Problem to solve: Lines containing the word "increased" are the ones to copy from the records below.

++++++

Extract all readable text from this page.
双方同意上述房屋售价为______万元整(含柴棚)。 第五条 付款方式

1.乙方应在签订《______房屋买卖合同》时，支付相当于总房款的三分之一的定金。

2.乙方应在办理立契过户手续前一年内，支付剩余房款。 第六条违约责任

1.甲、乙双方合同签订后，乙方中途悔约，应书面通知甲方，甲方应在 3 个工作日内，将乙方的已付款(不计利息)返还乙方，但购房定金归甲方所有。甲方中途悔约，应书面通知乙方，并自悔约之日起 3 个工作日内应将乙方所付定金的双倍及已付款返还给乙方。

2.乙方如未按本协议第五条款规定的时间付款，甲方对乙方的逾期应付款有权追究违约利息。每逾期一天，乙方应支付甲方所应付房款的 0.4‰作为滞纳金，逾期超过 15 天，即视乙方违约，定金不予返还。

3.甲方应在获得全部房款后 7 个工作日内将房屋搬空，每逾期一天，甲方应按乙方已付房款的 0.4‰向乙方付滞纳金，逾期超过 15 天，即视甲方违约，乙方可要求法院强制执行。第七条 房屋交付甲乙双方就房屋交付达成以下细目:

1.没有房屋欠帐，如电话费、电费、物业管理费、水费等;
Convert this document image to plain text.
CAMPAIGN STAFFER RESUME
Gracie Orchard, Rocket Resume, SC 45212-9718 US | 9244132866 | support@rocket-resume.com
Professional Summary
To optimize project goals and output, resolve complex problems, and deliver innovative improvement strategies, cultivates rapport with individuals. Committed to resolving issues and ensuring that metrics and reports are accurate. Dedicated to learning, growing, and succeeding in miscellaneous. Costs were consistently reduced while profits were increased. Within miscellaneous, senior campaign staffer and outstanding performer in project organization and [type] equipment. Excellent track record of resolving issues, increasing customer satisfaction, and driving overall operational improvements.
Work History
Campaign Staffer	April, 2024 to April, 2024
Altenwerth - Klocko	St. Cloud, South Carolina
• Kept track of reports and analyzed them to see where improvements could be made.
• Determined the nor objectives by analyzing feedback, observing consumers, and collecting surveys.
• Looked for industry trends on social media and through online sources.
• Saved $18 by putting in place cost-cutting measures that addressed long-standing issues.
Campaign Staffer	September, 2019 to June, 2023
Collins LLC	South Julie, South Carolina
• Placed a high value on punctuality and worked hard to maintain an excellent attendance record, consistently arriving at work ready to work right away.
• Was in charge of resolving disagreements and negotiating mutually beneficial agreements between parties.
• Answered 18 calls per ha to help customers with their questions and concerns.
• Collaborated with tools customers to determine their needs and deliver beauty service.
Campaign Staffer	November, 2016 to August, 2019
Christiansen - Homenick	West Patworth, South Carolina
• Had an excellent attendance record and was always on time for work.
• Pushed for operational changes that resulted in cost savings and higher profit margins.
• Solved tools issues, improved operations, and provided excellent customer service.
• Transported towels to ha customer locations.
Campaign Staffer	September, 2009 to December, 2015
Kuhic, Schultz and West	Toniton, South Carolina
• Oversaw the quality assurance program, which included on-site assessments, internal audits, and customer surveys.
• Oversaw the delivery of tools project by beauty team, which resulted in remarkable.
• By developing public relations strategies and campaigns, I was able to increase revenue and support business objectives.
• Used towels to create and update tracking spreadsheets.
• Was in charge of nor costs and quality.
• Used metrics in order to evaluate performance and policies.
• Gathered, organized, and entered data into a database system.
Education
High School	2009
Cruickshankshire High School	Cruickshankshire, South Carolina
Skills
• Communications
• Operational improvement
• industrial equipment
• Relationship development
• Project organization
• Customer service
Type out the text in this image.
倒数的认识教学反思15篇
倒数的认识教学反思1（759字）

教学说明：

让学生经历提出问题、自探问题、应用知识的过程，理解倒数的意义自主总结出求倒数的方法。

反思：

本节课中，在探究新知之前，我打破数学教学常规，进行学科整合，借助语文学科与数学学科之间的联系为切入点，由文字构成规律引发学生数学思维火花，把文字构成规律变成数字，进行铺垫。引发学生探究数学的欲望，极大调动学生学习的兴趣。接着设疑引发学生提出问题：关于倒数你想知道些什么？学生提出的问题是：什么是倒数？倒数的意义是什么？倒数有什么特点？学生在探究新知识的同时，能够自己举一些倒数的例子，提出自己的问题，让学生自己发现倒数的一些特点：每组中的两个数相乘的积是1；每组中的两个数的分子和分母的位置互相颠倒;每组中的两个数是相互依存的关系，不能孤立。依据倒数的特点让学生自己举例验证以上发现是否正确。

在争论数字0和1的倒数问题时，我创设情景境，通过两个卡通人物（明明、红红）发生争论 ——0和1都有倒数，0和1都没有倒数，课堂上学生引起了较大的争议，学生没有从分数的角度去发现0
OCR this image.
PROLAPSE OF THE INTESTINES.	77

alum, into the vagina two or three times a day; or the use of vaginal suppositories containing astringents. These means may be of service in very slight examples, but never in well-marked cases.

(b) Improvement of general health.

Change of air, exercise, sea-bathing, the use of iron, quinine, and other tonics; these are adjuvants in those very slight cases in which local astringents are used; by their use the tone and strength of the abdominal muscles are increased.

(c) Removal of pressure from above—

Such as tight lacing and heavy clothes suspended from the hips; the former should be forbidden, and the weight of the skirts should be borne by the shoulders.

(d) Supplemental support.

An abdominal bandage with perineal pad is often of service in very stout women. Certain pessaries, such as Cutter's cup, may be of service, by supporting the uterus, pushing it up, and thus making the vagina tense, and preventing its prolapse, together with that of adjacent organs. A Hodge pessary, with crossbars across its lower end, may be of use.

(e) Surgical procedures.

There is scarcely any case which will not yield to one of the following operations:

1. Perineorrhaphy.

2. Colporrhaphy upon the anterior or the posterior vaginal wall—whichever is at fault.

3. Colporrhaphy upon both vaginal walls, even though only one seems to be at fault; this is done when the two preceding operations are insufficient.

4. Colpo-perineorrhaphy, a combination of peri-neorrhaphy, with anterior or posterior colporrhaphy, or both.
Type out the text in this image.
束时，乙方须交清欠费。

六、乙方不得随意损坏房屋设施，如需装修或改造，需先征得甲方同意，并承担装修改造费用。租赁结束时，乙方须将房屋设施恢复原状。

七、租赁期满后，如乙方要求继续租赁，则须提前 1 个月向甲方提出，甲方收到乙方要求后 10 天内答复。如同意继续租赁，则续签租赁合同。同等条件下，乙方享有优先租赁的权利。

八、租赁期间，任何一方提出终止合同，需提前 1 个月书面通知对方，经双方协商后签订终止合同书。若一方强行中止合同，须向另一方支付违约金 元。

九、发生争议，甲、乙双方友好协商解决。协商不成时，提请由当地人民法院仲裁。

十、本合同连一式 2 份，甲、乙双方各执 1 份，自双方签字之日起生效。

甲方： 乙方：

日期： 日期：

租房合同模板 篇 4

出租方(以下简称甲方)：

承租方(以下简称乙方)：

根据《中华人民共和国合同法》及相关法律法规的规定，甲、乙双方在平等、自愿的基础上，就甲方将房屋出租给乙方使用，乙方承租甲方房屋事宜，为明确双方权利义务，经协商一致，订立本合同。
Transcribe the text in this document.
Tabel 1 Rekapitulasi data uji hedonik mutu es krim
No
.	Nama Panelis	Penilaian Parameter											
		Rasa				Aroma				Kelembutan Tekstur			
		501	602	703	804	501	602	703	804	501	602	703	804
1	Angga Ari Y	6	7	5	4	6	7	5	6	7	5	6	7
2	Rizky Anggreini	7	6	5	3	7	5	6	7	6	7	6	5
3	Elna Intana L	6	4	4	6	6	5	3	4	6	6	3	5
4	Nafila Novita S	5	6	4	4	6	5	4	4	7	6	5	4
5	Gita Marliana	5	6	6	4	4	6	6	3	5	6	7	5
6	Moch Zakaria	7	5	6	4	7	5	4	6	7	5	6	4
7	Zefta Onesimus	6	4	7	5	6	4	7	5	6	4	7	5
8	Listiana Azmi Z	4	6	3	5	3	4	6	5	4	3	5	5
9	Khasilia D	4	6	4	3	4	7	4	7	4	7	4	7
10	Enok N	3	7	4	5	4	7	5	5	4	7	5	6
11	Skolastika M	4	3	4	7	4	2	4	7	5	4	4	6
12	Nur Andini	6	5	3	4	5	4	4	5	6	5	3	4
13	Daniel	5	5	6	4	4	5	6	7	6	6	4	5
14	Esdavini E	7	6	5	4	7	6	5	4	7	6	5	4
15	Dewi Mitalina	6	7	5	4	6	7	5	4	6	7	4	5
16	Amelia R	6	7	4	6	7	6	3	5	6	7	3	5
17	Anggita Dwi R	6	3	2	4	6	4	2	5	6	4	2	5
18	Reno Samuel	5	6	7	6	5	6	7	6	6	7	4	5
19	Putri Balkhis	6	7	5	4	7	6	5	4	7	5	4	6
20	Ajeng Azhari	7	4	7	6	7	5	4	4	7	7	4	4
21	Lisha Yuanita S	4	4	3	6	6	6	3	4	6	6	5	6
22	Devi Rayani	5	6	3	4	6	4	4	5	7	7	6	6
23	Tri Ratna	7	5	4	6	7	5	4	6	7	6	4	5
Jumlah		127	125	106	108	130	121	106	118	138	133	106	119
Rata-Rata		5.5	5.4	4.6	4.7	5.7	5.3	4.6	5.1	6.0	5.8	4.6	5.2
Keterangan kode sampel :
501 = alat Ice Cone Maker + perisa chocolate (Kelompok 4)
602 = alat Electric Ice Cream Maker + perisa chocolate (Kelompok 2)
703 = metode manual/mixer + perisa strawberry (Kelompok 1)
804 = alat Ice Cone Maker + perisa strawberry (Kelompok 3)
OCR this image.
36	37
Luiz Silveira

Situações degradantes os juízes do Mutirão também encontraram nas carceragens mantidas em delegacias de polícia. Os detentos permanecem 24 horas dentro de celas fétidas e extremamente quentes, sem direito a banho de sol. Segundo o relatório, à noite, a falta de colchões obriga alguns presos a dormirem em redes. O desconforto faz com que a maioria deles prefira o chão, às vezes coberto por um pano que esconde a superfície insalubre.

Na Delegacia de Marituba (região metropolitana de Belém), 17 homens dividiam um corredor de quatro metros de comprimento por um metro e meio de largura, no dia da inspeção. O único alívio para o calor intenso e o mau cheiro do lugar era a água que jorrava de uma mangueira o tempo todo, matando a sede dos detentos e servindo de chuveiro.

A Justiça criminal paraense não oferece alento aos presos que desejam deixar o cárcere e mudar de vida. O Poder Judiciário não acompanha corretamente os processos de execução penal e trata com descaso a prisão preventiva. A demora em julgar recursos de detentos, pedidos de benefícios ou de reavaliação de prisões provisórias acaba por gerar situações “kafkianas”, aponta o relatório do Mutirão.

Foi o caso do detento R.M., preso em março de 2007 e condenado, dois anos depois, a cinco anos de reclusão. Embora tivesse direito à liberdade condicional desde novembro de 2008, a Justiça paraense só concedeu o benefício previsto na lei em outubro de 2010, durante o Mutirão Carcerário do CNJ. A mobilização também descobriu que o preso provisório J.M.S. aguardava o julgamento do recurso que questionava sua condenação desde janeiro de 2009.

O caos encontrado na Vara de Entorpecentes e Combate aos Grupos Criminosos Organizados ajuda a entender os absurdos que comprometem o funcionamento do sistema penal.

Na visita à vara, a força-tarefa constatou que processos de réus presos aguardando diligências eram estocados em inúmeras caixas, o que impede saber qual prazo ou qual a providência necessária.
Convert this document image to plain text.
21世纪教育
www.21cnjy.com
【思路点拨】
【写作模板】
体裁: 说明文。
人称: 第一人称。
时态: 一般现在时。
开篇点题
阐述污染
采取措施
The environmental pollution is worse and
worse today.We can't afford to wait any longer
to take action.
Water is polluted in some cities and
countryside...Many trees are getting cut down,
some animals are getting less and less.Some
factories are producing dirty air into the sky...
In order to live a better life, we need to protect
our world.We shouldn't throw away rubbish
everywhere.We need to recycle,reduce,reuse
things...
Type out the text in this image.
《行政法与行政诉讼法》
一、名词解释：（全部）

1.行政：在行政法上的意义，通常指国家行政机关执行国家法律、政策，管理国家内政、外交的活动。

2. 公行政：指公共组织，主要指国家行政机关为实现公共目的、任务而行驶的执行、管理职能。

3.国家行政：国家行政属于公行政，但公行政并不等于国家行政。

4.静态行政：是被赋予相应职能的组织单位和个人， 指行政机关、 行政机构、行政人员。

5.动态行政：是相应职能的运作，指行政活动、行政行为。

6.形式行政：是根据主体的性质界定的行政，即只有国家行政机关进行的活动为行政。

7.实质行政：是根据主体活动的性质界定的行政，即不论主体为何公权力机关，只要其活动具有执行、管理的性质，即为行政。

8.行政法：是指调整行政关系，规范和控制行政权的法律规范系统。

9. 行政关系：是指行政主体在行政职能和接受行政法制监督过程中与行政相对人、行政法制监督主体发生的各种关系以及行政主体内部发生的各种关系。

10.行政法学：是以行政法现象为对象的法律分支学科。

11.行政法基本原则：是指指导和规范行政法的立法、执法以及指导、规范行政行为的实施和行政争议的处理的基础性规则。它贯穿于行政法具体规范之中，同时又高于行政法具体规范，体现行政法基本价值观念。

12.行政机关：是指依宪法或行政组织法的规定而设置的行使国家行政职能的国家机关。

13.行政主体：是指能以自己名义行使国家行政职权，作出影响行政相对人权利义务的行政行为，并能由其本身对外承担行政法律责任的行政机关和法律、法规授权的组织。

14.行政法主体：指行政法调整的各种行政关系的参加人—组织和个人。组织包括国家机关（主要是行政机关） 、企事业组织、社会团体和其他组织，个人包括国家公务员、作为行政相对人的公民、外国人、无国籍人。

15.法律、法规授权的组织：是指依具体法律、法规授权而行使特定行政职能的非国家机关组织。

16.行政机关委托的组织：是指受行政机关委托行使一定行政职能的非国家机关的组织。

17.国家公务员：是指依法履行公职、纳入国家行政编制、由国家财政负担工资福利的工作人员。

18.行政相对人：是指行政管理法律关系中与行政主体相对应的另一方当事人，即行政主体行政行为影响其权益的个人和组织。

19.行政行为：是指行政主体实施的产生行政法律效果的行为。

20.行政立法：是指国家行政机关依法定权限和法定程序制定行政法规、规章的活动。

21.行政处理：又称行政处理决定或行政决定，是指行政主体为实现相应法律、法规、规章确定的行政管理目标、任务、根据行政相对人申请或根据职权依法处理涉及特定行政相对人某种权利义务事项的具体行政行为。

++++++

Worked solution:
To optimize project goals and output, resolve complex problems, and deliver innovative improvement strategies, cultivates rapport with individuals. Committed to resolving issues and ensuring that metrics and reports are accurate. Dedicated to learning, growing, and succeeding in miscellaneous. Costs were consistently reduced while profits were increased. Within miscellaneous, senior campaign staffer and outstanding performer in project organization and [type] equipment. Excellent track record of resolving issues, increasing customer satisfaction, and driving overall operational improvements.
Change of air, exercise, sea-bathing, the use of iron, quinine, and other tonics; these are adjuvants in those very slight cases in which local astringents are used; by their use the tone and strength of the abdominal muscles are increased.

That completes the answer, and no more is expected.